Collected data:

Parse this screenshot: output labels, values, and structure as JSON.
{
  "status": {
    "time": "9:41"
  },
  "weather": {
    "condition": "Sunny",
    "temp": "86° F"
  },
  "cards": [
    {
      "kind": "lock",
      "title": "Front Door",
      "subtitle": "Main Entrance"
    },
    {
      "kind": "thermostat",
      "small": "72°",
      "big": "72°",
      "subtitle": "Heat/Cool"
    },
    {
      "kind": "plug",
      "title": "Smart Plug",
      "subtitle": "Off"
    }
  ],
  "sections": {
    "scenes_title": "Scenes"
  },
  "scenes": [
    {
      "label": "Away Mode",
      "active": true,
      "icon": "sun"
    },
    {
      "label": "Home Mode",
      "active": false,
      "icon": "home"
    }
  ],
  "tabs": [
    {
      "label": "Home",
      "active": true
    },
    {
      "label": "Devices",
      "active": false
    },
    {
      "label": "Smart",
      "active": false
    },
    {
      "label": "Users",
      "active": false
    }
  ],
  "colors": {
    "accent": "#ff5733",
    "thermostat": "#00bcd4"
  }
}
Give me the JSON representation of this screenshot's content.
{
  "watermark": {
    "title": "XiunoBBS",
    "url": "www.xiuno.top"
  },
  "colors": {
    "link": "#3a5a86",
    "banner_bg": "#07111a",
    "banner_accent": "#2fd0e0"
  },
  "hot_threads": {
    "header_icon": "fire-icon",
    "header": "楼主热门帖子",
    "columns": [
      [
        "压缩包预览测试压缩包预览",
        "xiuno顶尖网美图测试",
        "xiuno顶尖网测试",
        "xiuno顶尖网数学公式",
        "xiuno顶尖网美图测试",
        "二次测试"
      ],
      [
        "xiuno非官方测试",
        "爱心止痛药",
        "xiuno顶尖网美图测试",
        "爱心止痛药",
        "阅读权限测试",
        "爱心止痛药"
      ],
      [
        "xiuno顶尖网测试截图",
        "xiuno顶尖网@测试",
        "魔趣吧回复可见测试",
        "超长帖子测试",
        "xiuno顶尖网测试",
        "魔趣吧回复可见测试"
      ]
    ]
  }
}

==

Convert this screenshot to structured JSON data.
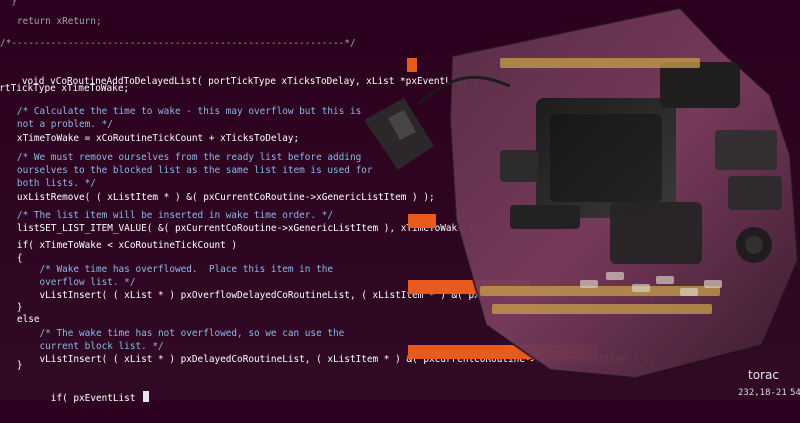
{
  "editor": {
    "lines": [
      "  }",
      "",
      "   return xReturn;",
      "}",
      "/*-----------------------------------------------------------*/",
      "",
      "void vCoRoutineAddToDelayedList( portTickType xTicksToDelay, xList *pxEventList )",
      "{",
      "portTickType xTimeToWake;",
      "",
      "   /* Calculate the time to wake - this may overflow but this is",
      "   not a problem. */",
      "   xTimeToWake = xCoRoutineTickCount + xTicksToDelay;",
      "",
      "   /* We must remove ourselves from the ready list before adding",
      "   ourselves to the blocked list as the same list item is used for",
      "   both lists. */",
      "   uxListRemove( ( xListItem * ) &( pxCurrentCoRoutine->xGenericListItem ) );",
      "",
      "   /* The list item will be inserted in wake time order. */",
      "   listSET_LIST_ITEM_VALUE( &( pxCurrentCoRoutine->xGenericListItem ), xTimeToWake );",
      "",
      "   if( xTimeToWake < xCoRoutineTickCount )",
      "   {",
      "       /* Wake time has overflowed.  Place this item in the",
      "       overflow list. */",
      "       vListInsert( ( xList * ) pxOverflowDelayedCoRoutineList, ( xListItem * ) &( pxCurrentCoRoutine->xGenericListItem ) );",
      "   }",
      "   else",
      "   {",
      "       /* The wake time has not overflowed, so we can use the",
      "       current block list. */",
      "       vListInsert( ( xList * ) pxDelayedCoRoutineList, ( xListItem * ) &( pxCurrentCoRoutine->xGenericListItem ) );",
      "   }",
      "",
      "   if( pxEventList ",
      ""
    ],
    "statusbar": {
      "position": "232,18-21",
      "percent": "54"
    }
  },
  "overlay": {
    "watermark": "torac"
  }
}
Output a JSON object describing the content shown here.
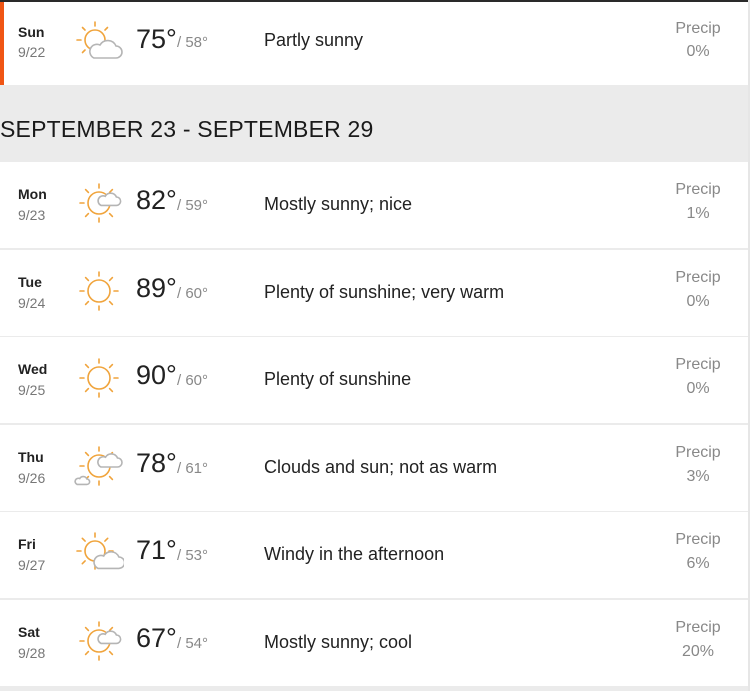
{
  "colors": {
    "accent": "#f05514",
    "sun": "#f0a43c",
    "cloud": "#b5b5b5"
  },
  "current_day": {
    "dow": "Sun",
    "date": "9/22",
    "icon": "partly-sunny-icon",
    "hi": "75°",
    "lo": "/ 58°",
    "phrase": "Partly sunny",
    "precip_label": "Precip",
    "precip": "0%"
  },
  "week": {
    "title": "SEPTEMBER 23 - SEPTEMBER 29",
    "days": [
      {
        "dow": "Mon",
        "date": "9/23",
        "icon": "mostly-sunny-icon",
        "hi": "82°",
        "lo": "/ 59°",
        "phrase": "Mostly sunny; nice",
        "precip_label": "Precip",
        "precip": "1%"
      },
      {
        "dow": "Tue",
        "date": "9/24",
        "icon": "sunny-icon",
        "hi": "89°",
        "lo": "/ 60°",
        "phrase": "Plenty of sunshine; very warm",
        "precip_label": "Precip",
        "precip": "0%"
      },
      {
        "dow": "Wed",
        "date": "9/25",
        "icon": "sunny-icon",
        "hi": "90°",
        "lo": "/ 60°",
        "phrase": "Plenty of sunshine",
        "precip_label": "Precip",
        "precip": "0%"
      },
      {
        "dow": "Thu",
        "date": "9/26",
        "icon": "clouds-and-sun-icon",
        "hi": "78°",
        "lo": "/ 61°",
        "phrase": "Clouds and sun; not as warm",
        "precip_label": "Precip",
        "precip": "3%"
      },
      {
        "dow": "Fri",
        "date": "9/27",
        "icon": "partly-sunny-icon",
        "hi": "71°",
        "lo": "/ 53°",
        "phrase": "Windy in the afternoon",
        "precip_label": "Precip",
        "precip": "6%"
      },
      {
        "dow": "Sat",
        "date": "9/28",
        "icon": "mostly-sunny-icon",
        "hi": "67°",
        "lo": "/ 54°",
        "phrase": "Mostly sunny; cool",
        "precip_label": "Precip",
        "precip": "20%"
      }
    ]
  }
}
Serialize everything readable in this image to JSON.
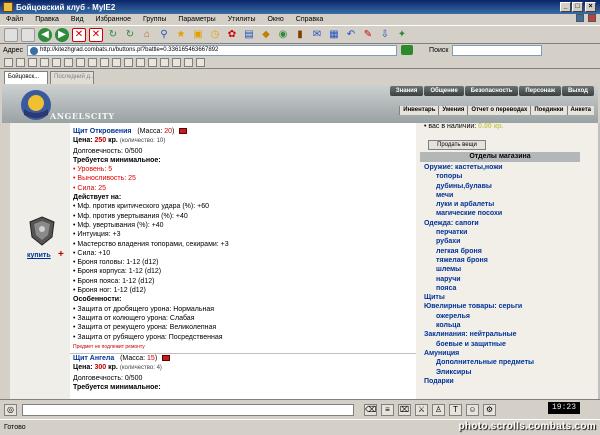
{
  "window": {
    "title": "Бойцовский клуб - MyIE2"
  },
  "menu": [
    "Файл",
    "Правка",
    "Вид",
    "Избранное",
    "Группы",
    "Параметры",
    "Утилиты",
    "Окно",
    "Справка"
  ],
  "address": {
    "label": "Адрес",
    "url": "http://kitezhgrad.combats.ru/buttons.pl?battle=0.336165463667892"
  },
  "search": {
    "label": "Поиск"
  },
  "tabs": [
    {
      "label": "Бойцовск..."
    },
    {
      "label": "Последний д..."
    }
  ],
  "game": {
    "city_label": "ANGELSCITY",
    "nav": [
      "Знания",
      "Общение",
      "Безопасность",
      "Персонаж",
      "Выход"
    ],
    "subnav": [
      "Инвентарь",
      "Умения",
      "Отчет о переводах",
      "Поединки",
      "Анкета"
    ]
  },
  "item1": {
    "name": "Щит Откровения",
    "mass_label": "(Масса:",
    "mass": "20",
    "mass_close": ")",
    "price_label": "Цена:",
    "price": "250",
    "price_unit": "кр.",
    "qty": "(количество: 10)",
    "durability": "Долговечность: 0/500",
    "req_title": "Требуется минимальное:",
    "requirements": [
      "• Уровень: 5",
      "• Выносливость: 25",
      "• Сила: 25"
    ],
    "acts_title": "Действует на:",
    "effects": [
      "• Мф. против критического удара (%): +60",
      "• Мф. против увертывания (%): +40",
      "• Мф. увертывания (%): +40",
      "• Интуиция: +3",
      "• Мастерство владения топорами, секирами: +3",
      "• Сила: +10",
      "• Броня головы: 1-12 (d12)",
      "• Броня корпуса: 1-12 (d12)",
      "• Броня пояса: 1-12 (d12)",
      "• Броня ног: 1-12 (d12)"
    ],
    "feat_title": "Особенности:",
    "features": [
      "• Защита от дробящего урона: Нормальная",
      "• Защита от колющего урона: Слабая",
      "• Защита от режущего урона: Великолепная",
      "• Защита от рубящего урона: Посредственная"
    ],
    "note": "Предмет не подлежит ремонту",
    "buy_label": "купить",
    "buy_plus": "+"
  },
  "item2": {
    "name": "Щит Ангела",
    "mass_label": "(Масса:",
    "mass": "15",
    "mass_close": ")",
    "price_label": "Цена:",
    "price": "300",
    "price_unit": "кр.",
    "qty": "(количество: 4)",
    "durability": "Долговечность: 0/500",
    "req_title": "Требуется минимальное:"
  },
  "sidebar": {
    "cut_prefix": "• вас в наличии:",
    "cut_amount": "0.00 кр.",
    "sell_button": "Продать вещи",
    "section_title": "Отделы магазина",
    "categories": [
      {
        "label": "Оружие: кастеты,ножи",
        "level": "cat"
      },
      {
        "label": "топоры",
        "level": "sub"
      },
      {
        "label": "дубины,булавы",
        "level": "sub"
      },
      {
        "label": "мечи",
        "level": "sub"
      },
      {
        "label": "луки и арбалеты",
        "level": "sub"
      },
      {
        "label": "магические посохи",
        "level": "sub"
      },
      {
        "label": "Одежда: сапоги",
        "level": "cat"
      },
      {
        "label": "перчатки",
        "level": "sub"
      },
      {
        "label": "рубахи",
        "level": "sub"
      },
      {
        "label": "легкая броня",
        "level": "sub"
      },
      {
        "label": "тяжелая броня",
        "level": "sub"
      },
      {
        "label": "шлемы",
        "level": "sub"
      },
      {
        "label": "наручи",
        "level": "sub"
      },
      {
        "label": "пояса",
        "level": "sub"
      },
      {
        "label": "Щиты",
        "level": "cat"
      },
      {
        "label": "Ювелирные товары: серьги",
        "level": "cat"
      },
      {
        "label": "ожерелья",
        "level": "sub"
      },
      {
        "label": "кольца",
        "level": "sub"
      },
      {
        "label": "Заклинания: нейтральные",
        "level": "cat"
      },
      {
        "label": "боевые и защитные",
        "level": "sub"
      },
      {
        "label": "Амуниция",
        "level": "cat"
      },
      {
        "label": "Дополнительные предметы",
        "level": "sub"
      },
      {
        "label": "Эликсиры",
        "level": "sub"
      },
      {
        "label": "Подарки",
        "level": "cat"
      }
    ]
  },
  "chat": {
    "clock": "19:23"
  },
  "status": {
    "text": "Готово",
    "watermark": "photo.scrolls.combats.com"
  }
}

#### Work to do
Find the lines with the string "overflowed" and reproduce them.

#### Problem solution
      "       /* Wake time has overflowed.  Place this item in the",
      "       /* The wake time has not overflowed, so we can use the",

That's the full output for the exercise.